* Task:
Copy every line from the data below in which the string "this" can be found.

Start

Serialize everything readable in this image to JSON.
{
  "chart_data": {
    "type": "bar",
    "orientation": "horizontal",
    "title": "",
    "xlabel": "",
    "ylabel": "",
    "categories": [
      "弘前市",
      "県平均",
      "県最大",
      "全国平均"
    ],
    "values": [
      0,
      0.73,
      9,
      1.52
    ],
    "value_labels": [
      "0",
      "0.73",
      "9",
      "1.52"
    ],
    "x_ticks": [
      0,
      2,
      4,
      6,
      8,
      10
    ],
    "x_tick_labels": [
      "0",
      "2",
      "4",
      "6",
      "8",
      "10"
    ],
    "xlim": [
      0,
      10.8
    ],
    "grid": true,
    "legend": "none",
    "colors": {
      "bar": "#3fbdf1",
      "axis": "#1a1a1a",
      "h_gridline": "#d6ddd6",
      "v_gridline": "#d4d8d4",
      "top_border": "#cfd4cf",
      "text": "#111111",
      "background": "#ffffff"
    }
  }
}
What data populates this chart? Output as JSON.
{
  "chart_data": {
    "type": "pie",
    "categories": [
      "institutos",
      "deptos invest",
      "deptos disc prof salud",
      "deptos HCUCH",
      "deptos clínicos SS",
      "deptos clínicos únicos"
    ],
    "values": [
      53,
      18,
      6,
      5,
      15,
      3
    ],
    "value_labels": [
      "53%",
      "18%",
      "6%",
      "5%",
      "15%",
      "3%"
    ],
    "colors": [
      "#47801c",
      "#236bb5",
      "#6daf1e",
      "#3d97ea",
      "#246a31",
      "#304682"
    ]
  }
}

End

* Right answer:
Serialize everything readable in this image to JSON.
What data populates this chart? Output as JSON.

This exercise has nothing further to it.